DATA FOR THIS TASK ▸
━━━━━━━━

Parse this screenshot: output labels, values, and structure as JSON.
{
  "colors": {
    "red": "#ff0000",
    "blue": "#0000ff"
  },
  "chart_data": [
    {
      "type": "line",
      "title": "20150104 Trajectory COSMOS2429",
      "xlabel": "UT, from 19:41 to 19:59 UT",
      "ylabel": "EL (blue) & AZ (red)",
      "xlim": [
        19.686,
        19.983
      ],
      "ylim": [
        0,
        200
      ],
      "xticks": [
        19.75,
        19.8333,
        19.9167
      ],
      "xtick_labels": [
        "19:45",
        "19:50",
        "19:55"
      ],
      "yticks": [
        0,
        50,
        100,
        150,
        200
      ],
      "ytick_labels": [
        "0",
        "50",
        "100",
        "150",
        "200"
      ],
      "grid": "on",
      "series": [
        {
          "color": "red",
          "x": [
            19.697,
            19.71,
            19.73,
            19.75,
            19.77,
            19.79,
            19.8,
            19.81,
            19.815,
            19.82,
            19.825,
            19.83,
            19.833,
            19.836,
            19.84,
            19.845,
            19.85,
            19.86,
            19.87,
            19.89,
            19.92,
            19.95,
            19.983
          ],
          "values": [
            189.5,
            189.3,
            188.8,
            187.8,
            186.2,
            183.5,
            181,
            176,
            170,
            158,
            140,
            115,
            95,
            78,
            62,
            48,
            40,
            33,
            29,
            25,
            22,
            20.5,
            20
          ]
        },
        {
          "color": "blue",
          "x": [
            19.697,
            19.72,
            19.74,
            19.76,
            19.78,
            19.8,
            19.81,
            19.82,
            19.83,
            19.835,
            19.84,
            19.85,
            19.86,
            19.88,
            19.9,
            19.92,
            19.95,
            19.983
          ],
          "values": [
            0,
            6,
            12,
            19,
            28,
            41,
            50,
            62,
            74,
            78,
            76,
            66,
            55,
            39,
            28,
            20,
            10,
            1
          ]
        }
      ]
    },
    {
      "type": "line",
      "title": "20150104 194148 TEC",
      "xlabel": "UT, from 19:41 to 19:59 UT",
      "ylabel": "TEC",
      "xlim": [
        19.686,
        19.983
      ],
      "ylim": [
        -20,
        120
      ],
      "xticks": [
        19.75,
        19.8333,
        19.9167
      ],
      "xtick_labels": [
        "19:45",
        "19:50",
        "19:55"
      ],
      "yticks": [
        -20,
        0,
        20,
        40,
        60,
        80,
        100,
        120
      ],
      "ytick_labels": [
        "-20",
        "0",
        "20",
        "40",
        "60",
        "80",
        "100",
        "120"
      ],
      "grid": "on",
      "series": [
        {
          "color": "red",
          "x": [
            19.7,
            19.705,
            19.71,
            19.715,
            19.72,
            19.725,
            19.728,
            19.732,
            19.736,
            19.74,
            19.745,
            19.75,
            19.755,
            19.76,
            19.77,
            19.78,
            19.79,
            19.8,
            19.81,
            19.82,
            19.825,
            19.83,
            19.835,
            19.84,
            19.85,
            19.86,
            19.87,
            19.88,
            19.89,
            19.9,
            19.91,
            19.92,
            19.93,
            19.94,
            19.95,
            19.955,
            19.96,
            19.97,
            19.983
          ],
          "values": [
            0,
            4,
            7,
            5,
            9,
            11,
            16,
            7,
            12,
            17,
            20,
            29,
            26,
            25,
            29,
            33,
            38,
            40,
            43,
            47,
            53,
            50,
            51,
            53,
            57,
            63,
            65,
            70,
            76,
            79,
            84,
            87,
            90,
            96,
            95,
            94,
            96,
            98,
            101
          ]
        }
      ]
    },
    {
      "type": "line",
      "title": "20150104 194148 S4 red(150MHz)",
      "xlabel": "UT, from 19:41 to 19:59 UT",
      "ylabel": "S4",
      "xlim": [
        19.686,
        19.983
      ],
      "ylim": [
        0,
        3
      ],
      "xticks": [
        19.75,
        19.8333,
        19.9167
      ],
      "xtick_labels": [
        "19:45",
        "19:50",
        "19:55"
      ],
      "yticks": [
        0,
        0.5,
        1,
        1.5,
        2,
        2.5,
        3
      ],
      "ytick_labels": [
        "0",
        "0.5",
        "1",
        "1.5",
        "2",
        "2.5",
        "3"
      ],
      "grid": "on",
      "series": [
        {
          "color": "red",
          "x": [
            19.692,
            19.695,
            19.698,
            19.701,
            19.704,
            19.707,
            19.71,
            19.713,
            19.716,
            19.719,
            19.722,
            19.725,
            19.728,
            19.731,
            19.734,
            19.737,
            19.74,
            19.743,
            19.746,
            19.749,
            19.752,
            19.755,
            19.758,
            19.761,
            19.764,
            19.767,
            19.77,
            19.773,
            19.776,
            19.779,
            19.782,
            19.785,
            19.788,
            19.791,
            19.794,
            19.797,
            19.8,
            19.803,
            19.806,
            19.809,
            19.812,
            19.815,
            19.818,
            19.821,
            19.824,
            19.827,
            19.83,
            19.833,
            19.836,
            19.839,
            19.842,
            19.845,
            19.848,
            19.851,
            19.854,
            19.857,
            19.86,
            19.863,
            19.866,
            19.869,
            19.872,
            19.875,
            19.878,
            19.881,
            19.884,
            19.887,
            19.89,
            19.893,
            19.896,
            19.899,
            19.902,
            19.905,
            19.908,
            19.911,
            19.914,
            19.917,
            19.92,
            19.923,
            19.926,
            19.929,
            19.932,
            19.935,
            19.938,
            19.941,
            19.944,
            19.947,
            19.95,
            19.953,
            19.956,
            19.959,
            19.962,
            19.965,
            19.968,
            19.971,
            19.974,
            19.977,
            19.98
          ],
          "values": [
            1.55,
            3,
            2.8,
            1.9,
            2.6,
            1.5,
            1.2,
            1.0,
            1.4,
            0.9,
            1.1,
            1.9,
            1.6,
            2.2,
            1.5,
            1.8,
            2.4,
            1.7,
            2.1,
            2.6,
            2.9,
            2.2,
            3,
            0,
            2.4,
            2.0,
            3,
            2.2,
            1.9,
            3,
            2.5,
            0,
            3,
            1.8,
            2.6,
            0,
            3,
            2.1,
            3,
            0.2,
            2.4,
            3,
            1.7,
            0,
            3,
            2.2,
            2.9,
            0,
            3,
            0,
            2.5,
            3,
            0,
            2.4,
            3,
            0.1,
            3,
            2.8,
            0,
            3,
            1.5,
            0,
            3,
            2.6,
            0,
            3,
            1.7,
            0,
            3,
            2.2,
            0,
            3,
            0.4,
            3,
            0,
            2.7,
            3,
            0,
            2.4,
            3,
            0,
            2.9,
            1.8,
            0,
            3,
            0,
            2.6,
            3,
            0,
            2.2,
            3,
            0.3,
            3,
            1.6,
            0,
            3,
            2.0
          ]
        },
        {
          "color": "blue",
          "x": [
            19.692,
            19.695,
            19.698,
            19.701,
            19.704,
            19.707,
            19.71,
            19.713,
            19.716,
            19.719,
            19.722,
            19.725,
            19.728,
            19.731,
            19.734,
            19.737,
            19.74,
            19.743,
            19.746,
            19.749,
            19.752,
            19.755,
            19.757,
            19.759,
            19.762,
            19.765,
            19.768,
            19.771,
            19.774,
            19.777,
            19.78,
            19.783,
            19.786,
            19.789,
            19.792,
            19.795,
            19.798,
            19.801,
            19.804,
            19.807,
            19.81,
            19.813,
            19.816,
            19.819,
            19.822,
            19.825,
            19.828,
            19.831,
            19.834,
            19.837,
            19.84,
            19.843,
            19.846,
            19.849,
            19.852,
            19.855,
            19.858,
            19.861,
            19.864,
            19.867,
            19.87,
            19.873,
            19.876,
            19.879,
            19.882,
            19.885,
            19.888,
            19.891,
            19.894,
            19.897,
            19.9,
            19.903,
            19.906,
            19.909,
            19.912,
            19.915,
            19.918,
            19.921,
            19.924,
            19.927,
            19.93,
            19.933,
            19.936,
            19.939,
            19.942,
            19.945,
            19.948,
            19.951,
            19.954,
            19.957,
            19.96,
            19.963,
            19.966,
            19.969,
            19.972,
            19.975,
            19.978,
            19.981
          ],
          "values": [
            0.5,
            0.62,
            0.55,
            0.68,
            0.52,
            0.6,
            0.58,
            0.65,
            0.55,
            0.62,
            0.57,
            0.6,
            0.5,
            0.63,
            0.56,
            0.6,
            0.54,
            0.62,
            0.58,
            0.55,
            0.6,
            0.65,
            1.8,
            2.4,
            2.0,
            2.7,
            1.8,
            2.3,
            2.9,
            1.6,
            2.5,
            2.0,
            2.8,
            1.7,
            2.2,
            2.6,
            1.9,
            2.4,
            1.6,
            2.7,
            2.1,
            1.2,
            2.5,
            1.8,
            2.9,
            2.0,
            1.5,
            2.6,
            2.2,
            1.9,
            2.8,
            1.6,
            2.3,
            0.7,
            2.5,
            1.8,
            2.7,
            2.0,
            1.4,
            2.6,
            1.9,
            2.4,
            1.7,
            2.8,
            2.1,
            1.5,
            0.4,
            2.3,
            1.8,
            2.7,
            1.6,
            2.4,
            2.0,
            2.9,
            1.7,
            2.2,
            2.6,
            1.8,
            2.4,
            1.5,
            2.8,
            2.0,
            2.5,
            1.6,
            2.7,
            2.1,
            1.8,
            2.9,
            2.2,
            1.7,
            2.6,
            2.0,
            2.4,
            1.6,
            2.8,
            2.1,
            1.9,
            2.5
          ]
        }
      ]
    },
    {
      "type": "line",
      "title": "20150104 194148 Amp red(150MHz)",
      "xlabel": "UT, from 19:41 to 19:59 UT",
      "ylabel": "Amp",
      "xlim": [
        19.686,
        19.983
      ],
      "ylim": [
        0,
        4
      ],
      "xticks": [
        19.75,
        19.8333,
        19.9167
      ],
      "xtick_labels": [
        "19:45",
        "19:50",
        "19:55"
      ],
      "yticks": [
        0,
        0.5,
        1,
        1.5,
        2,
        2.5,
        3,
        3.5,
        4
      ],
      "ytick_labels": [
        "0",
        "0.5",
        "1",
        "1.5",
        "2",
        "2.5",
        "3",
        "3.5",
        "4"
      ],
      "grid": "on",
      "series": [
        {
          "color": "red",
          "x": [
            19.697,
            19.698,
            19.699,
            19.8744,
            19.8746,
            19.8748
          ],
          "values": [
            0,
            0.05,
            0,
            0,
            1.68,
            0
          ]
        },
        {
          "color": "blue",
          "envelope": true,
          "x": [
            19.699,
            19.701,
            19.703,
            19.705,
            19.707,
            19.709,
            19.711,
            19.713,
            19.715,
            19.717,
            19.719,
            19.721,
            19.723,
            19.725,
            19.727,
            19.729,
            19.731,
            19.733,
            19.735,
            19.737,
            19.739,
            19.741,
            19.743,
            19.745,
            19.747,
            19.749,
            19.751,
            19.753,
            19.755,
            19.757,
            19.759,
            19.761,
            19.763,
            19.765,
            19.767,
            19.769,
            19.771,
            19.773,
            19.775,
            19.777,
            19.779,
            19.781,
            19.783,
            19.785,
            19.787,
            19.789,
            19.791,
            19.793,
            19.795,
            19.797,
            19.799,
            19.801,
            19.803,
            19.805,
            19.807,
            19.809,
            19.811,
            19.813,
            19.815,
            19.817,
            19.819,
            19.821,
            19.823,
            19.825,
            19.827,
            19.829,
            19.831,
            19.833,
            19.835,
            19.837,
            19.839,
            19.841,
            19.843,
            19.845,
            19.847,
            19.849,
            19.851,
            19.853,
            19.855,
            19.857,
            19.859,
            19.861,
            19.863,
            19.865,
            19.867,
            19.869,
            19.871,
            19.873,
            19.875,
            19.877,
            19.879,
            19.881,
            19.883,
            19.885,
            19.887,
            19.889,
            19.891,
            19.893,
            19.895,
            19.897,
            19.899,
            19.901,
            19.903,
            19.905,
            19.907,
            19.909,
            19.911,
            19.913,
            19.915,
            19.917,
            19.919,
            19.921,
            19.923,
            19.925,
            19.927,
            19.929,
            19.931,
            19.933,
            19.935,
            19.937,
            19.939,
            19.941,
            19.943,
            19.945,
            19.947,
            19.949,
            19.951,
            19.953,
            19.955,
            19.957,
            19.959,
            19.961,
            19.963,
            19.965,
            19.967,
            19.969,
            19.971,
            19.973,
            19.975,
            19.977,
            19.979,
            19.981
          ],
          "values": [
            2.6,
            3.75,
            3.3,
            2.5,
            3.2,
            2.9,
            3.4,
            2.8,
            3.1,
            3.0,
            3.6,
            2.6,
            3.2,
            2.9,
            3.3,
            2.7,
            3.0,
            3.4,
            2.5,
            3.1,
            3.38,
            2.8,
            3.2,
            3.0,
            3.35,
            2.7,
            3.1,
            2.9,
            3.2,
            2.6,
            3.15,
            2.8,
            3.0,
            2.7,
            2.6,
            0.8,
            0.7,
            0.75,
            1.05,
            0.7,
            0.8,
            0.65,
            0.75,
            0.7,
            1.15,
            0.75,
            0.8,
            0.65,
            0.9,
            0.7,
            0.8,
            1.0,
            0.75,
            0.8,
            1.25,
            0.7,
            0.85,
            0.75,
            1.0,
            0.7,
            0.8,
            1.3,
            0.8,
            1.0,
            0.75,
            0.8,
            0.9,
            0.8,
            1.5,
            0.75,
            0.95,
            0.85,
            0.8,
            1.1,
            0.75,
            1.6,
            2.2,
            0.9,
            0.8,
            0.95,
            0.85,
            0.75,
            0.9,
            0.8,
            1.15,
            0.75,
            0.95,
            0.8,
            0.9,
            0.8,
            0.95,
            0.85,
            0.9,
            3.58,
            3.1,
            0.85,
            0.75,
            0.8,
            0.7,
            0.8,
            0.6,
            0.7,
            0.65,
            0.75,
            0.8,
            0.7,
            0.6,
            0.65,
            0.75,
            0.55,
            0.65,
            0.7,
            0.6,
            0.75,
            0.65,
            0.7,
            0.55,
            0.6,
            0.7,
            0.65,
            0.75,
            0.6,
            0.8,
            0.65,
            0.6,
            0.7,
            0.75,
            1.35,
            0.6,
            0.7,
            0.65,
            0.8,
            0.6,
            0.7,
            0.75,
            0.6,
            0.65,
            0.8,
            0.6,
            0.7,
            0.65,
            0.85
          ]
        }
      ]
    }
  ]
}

━━━━━━━━

PROBLEM TO WORK ON ▸ Locate the word "title" in the data above. Copy every line carrying it.

RESULT OF THE EXERCISE ▸
      "title": "20150104 Trajectory COSMOS2429",
      "title": "20150104 194148 TEC",
      "title": "20150104 194148 S4 red(150MHz)",
      "title": "20150104 194148 Amp red(150MHz)",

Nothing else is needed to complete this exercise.